◆ Schriftliche Aufgabe A:
Welche Menschen werden im Bericht über die Verleihung des Nürnberger Menschenrechtspreises mit Vor- und Nachnamen genannt? Zähl sie alle auf.

◆ Zitierter Text:
Am Sonntag, den 24. September 2017 wurde zum zwölften Mal der Internationale Menschenrechtspreis der Stadt Nürnberg in festlichem Rahmen verliehen. Dieses Jahr wurde die Gruppe Caesar ausgezeichnet, die bei der Preisverleihung allerdings nicht persönlich anwesend sein konnte. Grund hierfür ist die Tatsache, dass die Gruppe anonymer Personen in Nordeuropa Zuflucht vor der Verfolgung durch die syrische Regierung suchen musste und seitdem im Verborgenen lebt. Stellvertretend nahm die französische Journalistin und Autorin Garance Le Caisne die Auszeichnung entgegen, die Caesars Geschichte in ihrem Buch „Codename Caesar: Im Herzen der syrischen Todesmaschinerie“ der Weltöffentlichkeit in einzigartiger Weise nahebringt.
Überreichung des Preises an Garance Le Caisne durch Dr. Ulrich Maly in Beisein von Jurymitglied Dani Karavan
Hinter dem Decknamen Caesar verbirgt sich ein ehemaliger syrischer Militärfotograf, der in den Jahren 2011 bis 2013 zigtausende Fotos von in der Haft Ermordeter aus den Gefängnissen des syrischen Regimes schmuggelte. Darunter befinden sich rund 28.000 Aufnahmen von mehr als 6.000 Gefangenen – geschundene, verhungerte, mit Wunden übersäte, von Folter gezeichnete Körper. Angetrieben von dem Ziel, die Weltgemeinschaft über die begangenen Verbrechen gegen die Menschlichkeit zu informieren und die Verantwortlichen zur Rechenschaft zu ziehen, hat Caesar die Fotos kopiert und unter höchstem persönlichen Risiko mit der Hilfe mutiger Freunde außer Landes gebracht.
Die Preisverleihung im Nürnberger Opernhaus war trotz des Wahlsonntages sehr gut besucht. Neben der musikalischen Untermalung durch die Staatsphilharmonie Nürnberg unter Leitung von GMD Marcus Bosch wurden während des Festaktes auch einige der von Caesar angefertigten Fotografien in eindrücklicher Weise präsentiert. Die Entscheidung diesbezüglich war im Vorfeld umfangreich diskutiert worden, da die Aufnahmen in schockierender Offenheit die Brutalität und Grausamkeit dokumentieren, die in syrischen Gefängnissen noch immer herrschen. Die Entscheidung zur Präsentation der Bilder kann aus Sicht des NMRZ nur begrüßt werden, da Caesar hohe Risiken auf sich nahm, um genau diese grausamen Verhältnisse vor Augen zu führen.

◆ Gegebene Daten:

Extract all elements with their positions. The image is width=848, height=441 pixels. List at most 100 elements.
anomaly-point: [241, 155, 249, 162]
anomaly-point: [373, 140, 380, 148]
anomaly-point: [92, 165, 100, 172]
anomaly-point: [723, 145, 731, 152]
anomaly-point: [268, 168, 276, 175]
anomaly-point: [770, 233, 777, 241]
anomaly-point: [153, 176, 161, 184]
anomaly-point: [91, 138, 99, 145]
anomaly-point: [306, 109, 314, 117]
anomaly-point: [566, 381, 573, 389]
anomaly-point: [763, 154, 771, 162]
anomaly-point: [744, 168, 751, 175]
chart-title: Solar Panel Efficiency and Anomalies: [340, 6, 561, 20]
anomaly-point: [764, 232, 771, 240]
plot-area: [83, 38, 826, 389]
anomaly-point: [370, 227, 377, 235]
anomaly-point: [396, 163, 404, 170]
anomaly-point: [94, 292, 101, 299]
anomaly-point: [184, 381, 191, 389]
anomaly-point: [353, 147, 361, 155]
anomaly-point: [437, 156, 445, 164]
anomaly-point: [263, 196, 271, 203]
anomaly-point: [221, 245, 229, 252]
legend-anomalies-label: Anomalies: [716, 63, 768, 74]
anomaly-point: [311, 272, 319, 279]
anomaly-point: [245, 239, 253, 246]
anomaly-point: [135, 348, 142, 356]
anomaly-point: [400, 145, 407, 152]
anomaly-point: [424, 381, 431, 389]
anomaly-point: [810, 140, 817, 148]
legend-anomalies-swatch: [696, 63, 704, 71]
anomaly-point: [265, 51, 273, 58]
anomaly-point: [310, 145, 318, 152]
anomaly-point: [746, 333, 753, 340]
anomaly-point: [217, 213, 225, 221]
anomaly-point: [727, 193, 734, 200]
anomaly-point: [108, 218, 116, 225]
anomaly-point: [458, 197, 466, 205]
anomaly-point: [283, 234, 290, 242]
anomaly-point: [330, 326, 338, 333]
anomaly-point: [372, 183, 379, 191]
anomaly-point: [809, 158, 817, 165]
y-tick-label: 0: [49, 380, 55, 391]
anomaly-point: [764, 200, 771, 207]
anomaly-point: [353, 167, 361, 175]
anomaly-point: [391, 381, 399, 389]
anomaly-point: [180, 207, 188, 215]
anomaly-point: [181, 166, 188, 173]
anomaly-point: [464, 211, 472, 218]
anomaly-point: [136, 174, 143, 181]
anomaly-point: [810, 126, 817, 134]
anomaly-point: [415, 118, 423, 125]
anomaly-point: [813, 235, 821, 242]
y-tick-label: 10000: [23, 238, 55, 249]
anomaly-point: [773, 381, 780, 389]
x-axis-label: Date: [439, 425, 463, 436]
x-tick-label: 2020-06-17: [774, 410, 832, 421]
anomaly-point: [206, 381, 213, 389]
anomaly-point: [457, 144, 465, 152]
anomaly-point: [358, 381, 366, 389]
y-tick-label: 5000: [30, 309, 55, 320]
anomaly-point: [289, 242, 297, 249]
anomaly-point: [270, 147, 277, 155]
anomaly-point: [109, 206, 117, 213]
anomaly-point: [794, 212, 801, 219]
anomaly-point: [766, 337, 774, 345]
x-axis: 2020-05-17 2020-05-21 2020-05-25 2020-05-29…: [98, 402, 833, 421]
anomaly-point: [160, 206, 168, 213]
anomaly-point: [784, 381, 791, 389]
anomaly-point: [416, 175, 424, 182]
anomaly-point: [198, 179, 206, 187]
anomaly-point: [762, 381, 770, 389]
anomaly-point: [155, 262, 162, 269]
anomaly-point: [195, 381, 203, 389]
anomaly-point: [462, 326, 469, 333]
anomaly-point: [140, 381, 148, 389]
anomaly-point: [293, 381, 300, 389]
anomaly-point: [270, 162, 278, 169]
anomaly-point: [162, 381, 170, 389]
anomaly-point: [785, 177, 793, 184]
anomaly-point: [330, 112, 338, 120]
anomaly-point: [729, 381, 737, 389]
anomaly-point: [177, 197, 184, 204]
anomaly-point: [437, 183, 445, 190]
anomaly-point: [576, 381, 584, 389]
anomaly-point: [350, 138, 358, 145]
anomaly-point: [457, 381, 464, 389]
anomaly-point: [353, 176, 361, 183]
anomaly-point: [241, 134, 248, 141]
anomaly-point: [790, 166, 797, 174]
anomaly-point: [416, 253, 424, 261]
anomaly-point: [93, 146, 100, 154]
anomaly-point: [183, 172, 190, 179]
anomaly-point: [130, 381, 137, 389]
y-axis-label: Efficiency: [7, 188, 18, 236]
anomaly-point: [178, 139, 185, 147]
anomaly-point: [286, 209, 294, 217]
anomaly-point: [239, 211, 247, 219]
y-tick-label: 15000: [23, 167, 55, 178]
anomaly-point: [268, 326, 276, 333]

◆ Schriftliche Aufgabe B:
Schreib die Zeilen der Datensätze vom Anfang bis zur Zeile mit „x-tick-label: 2020-06-17: [774, 410, 832, 421]“ einschließlich als nummerierte Liste um. Leerzeilen fallen dabei weg.

◆ Vollständige Lösung A:
Garance Le Caisne, Ulrich Maly, Dani Karavan, Marcus Bosch

◆ Vollständige Lösung B:
1. Extract all elements with their positions. The image is width=848, height=441 pixels. List at most 100 elements.
2. anomaly-point: [241, 155, 249, 162]
3. anomaly-point: [373, 140, 380, 148]
4. anomaly-point: [92, 165, 100, 172]
5. anomaly-point: [723, 145, 731, 152]
6. anomaly-point: [268, 168, 276, 175]
7. anomaly-point: [770, 233, 777, 241]
8. anomaly-point: [153, 176, 161, 184]
9. anomaly-point: [91, 138, 99, 145]
10. anomaly-point: [306, 109, 314, 117]
11. anomaly-point: [566, 381, 573, 389]
12. anomaly-point: [763, 154, 771, 162]
13. anomaly-point: [744, 168, 751, 175]
14. chart-title: Solar Panel Efficiency and Anomalies: [340, 6, 561, 20]
15. anomaly-point: [764, 232, 771, 240]
16. plot-area: [83, 38, 826, 389]
17. anomaly-point: [370, 227, 377, 235]
18. anomaly-point: [396, 163, 404, 170]
19. anomaly-point: [94, 292, 101, 299]
20. anomaly-point: [184, 381, 191, 389]
21. anomaly-point: [353, 147, 361, 155]
22. anomaly-point: [437, 156, 445, 164]
23. anomaly-point: [263, 196, 271, 203]
24. anomaly-point: [221, 245, 229, 252]
25. legend-anomalies-label: Anomalies: [716, 63, 768, 74]
26. anomaly-point: [311, 272, 319, 279]
27. anomaly-point: [245, 239, 253, 246]
28. anomaly-point: [135, 348, 142, 356]
29. anomaly-point: [400, 145, 407, 152]
30. anomaly-point: [424, 381, 431, 389]
31. anomaly-point: [810, 140, 817, 148]
32. legend-anomalies-swatch: [696, 63, 704, 71]
33. anomaly-point: [265, 51, 273, 58]
34. anomaly-point: [310, 145, 318, 152]
35. anomaly-point: [746, 333, 753, 340]
36. anomaly-point: [217, 213, 225, 221]
37. anomaly-point: [727, 193, 734, 200]
38. anomaly-point: [108, 218, 116, 225]
39. anomaly-point: [458, 197, 466, 205]
40. anomaly-point: [283, 234, 290, 242]
41. anomaly-point: [330, 326, 338, 333]
42. anomaly-point: [372, 183, 379, 191]
43. anomaly-point: [809, 158, 817, 165]
44. y-tick-label: 0: [49, 380, 55, 391]
45. anomaly-point: [764, 200, 771, 207]
46. anomaly-point: [353, 167, 361, 175]
47. anomaly-point: [391, 381, 399, 389]
48. anomaly-point: [180, 207, 188, 215]
49. anomaly-point: [181, 166, 188, 173]
50. anomaly-point: [464, 211, 472, 218]
51. anomaly-point: [136, 174, 143, 181]
52. anomaly-point: [810, 126, 817, 134]
53. anomaly-point: [415, 118, 423, 125]
54. anomaly-point: [813, 235, 821, 242]
55. y-tick-label: 10000: [23, 238, 55, 249]
56. anomaly-point: [773, 381, 780, 389]
57. x-axis-label: Date: [439, 425, 463, 436]
58. x-tick-label: 2020-06-17: [774, 410, 832, 421]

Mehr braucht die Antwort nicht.